__TASK DIRECTIONS__
Copy only this range: the line with "Type out the text in this image." through the final line of the material, inclusive at both ends.

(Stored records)
#####

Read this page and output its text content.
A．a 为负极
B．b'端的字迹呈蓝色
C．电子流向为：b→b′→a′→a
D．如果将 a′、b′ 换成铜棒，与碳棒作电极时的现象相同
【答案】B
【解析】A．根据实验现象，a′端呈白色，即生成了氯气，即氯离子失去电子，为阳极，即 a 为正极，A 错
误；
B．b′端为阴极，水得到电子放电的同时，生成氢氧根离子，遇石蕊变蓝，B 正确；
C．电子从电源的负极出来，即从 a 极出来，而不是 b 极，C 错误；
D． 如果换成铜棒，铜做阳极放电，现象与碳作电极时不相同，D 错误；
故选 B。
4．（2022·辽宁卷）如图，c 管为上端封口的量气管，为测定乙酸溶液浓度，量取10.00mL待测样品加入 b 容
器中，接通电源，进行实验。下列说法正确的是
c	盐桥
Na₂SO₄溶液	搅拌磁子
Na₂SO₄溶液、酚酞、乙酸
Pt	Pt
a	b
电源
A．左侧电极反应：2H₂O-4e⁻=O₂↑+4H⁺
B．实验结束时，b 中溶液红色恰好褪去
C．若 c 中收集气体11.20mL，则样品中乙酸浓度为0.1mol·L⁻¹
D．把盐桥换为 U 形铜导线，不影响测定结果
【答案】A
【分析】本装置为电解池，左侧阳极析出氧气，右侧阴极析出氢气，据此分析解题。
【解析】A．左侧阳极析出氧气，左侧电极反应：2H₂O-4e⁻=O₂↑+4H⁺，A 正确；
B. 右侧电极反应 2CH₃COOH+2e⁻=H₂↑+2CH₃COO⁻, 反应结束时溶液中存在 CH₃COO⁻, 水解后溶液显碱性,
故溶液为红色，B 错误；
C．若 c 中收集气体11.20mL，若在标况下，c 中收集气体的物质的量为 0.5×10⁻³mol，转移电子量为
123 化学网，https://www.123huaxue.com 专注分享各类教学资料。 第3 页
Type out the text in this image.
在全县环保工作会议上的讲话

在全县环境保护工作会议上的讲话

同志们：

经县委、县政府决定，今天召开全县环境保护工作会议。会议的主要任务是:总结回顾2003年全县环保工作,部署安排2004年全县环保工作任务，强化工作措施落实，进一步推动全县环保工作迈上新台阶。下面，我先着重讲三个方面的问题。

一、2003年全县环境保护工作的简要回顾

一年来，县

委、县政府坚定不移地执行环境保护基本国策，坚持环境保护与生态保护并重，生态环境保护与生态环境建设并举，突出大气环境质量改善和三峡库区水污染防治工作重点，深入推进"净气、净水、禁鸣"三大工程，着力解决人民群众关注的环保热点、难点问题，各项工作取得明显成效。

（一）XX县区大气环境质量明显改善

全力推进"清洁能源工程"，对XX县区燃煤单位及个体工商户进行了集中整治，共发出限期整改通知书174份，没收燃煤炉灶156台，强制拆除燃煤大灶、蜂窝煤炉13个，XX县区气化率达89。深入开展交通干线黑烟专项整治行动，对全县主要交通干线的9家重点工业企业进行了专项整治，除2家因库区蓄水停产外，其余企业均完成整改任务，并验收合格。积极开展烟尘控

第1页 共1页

#####

__THE RESULT__
Type out the text in this image.
在全县环保工作会议上的讲话

在全县环境保护工作会议上的讲话

同志们：

经县委、县政府决定，今天召开全县环境保护工作会议。会议的主要任务是:总结回顾2003年全县环保工作,部署安排2004年全县环保工作任务，强化工作措施落实，进一步推动全县环保工作迈上新台阶。下面，我先着重讲三个方面的问题。

一、2003年全县环境保护工作的简要回顾

一年来，县

委、县政府坚定不移地执行环境保护基本国策，坚持环境保护与生态保护并重，生态环境保护与生态环境建设并举，突出大气环境质量改善和三峡库区水污染防治工作重点，深入推进"净气、净水、禁鸣"三大工程，着力解决人民群众关注的环保热点、难点问题，各项工作取得明显成效。

（一）XX县区大气环境质量明显改善

全力推进"清洁能源工程"，对XX县区燃煤单位及个体工商户进行了集中整治，共发出限期整改通知书174份，没收燃煤炉灶156台，强制拆除燃煤大灶、蜂窝煤炉13个，XX县区气化率达89。深入开展交通干线黑烟专项整治行动，对全县主要交通干线的9家重点工业企业进行了专项整治，除2家因库区蓄水停产外，其余企业均完成整改任务，并验收合格。积极开展烟尘控

第1页 共1页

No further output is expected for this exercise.